Return every line of the items unchanged, from the start down to and including the line that contains "Identify all the", leaving the pictures out.

• Data entries:
__________

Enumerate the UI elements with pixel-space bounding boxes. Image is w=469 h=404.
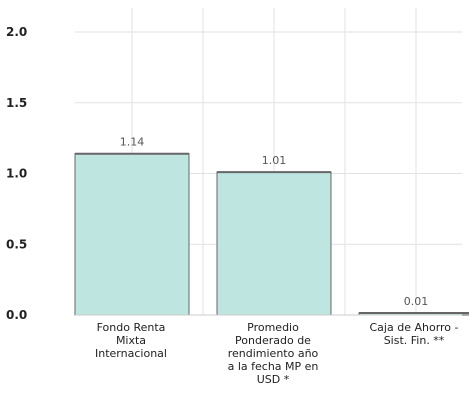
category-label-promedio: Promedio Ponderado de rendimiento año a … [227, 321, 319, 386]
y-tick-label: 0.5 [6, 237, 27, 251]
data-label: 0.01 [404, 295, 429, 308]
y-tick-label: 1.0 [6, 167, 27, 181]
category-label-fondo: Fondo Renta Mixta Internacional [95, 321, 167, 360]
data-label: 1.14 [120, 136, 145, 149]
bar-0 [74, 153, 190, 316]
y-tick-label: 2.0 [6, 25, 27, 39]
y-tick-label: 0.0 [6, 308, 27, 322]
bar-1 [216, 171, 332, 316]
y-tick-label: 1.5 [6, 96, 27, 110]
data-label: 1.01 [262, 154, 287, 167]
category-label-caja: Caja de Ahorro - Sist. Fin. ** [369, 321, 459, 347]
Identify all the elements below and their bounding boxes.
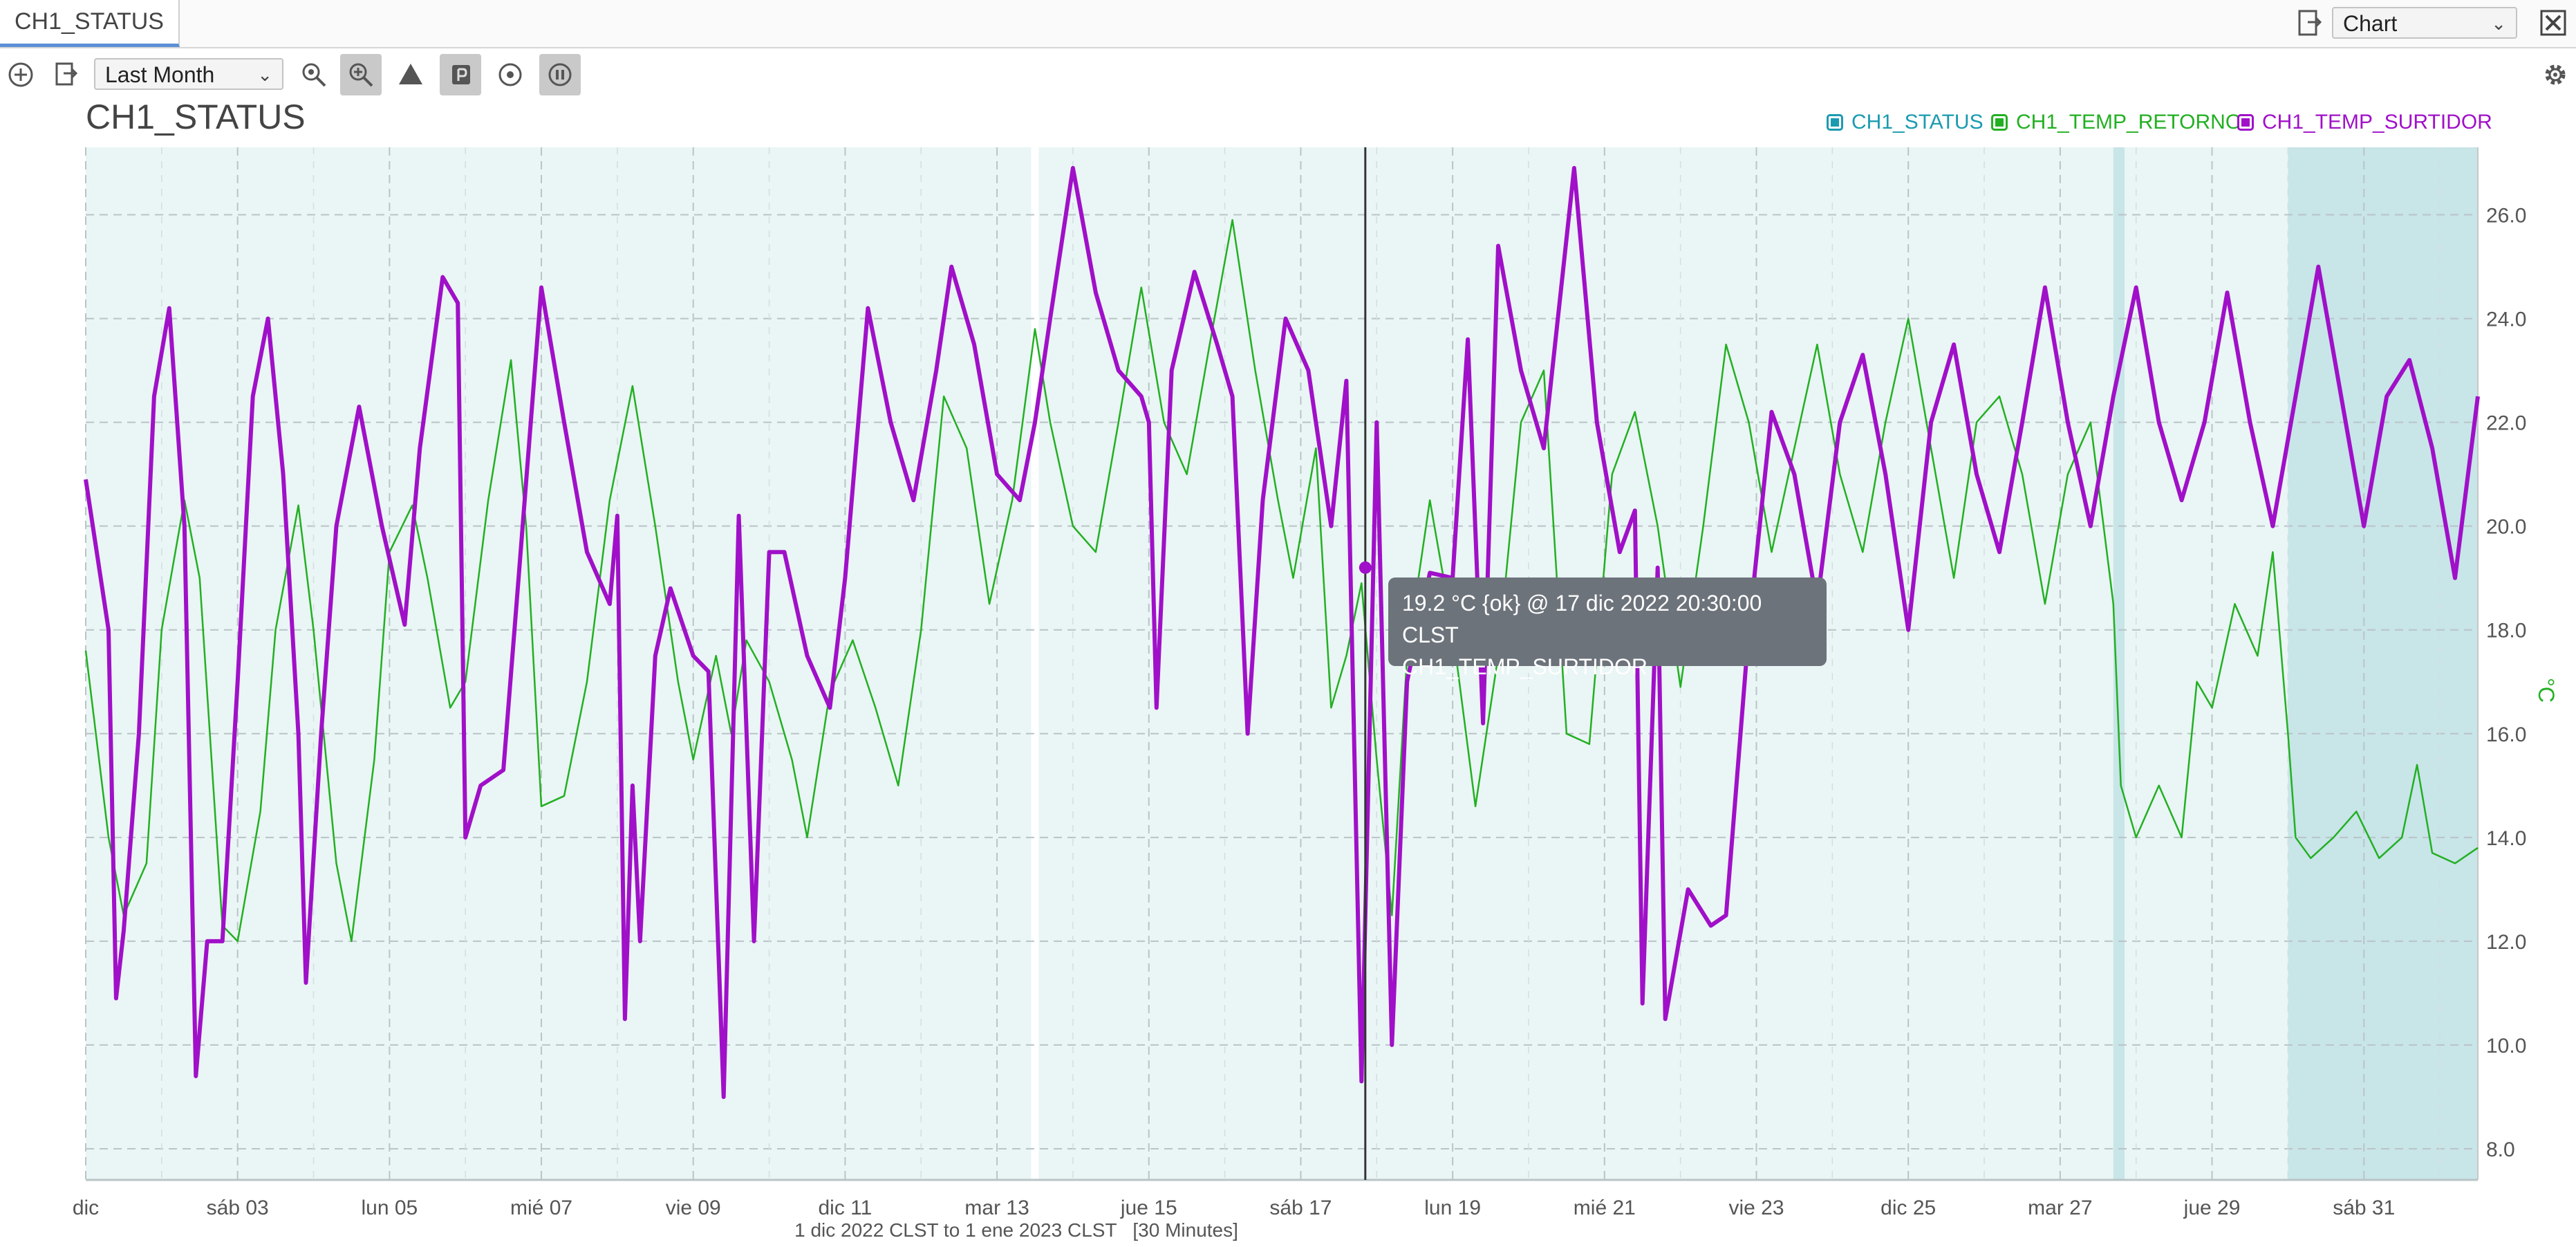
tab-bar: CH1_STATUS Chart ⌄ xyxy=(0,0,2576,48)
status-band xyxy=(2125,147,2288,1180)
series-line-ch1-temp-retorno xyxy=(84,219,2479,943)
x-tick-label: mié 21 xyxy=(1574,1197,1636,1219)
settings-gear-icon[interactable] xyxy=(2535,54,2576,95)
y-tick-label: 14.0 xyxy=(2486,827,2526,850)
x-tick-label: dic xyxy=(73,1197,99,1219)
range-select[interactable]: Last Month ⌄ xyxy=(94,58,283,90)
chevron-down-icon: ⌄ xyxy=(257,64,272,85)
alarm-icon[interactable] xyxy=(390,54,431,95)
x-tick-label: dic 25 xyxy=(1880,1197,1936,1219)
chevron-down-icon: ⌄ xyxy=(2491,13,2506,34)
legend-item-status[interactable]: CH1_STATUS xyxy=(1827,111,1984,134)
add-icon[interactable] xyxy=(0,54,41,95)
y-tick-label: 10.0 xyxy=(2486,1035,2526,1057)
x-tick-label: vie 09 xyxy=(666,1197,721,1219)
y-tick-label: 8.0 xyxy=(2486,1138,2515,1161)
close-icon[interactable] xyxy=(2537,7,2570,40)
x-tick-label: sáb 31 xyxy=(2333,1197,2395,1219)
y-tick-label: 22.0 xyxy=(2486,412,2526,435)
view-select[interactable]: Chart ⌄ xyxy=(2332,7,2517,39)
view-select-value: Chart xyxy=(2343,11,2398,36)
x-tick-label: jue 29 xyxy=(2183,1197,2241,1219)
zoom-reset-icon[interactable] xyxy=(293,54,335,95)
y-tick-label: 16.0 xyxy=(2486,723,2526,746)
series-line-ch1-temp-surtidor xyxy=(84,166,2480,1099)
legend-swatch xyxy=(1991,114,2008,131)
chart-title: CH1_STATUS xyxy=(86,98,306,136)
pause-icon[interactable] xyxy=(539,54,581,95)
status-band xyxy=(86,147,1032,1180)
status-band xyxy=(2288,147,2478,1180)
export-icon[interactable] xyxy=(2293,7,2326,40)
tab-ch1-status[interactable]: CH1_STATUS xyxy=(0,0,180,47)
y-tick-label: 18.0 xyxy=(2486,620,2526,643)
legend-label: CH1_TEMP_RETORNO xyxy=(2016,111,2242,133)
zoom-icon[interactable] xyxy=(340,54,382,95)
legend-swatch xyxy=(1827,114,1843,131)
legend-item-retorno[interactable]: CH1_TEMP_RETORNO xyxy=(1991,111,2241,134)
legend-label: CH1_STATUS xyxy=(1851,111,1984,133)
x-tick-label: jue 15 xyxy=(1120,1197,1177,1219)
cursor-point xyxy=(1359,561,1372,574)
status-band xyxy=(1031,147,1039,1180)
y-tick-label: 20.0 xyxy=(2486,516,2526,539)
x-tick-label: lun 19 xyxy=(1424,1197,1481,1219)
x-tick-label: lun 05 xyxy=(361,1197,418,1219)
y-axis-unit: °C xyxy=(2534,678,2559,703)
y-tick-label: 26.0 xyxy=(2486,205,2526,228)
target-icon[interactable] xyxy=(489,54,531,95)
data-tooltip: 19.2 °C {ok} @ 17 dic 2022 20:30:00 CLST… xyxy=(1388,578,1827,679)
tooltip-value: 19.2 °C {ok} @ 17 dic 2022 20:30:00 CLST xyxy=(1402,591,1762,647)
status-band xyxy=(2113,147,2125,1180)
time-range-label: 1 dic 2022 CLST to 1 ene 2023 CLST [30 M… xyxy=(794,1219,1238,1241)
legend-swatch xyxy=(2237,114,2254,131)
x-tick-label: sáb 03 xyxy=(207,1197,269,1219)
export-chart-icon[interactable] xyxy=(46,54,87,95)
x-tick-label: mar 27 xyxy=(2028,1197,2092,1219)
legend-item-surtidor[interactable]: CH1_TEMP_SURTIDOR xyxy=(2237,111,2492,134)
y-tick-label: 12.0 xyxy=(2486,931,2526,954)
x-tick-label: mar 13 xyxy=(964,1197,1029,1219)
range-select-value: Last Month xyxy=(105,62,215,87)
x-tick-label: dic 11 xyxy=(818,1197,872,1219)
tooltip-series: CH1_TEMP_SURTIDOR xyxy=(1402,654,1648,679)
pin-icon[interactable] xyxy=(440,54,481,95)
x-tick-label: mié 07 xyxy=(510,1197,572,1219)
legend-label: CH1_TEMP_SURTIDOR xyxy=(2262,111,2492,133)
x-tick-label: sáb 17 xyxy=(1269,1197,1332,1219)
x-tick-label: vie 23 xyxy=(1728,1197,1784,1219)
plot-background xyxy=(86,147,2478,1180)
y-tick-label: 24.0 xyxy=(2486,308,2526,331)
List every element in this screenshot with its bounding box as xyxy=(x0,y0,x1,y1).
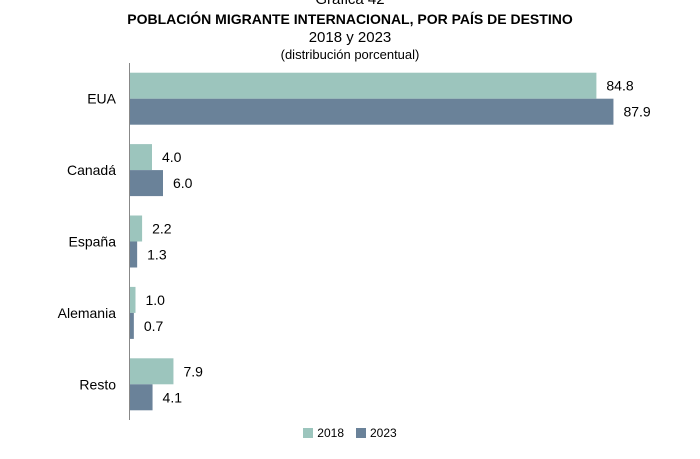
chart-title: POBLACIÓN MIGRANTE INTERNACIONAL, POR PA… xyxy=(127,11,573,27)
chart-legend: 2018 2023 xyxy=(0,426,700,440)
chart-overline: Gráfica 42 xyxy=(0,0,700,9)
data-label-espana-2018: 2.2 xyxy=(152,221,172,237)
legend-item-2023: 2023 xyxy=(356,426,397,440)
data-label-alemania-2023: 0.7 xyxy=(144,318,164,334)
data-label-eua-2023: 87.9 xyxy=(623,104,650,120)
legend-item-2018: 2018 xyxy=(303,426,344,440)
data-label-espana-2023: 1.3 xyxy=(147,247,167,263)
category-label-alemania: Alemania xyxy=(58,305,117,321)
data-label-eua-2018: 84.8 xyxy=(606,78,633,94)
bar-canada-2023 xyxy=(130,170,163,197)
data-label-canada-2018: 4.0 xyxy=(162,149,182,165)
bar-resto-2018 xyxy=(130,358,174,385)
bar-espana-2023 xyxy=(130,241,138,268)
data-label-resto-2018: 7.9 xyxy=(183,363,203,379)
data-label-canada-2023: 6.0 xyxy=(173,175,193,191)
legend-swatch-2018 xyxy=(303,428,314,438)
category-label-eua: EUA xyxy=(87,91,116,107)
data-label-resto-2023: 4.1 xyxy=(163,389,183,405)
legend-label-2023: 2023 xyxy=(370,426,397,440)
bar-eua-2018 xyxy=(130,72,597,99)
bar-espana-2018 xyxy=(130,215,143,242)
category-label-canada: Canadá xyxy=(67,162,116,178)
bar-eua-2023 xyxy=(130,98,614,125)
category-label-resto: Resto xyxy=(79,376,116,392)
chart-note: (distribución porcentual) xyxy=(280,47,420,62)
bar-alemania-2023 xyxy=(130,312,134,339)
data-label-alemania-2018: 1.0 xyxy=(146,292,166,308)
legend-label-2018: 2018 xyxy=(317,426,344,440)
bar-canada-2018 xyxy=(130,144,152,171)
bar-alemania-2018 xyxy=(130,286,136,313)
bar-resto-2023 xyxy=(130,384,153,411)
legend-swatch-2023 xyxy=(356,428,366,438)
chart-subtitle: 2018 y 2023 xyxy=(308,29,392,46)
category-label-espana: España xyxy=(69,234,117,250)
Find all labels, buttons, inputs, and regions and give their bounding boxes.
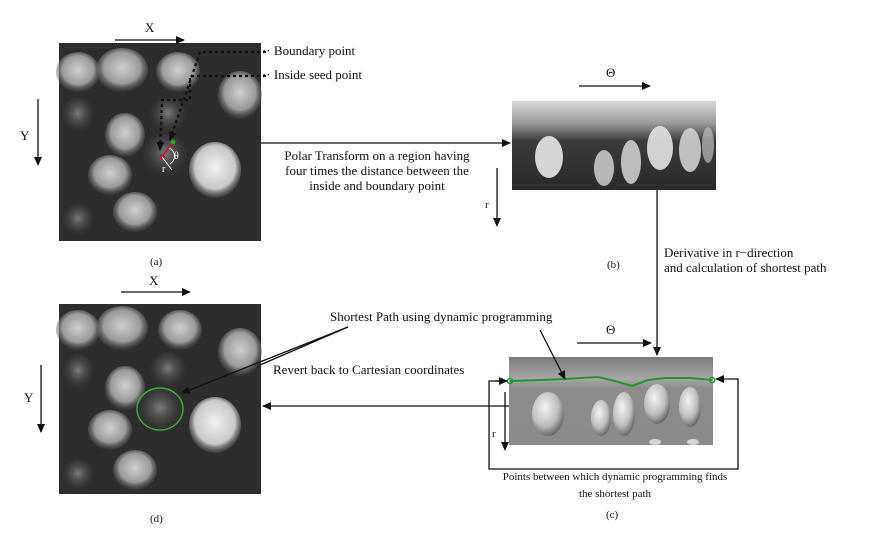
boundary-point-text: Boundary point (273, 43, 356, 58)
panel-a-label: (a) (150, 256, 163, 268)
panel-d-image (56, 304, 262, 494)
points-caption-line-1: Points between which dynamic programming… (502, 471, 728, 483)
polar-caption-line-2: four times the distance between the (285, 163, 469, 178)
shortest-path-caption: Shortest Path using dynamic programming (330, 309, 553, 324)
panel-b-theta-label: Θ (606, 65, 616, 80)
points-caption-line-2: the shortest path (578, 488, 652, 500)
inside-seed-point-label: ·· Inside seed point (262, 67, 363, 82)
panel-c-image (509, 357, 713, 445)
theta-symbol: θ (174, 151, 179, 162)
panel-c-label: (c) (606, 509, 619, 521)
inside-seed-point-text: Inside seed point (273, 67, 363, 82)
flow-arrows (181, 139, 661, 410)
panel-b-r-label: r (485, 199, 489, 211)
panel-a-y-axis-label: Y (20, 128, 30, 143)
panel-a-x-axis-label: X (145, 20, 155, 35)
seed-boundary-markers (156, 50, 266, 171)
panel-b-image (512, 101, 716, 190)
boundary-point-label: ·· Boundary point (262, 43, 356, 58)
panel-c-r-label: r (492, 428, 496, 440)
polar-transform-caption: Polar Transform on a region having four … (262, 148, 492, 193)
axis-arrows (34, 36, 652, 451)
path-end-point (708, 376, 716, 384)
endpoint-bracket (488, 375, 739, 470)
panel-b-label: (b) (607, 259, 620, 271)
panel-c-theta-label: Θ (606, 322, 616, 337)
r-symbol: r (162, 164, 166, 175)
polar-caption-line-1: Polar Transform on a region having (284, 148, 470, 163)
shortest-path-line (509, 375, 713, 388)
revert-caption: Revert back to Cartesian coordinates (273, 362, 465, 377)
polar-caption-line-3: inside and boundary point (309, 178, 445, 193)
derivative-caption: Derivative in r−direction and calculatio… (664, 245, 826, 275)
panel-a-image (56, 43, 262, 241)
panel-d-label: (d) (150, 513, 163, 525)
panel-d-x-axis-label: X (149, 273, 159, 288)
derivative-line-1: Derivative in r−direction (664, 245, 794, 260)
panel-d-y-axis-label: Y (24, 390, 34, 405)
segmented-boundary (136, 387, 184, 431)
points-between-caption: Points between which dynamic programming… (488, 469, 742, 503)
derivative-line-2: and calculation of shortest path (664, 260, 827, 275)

__________

• Solution to this exercise:
Enumerate the UI elements with pixel-space bounding boxes. Image is w=469 h=404.
category-label-promedio: Promedio Ponderado de rendimiento año a … [227, 321, 319, 386]
y-tick-label: 0.5 [6, 237, 27, 251]
data-label: 0.01 [404, 295, 429, 308]
y-tick-label: 1.0 [6, 167, 27, 181]
category-label-fondo: Fondo Renta Mixta Internacional [95, 321, 167, 360]
data-label: 1.14 [120, 136, 145, 149]
bar-0 [74, 153, 190, 316]
y-tick-label: 2.0 [6, 25, 27, 39]
y-tick-label: 0.0 [6, 308, 27, 322]
bar-1 [216, 171, 332, 316]
y-tick-label: 1.5 [6, 96, 27, 110]
data-label: 1.01 [262, 154, 287, 167]
category-label-caja: Caja de Ahorro - Sist. Fin. ** [369, 321, 459, 347]
Identify all the elements below and their bounding boxes.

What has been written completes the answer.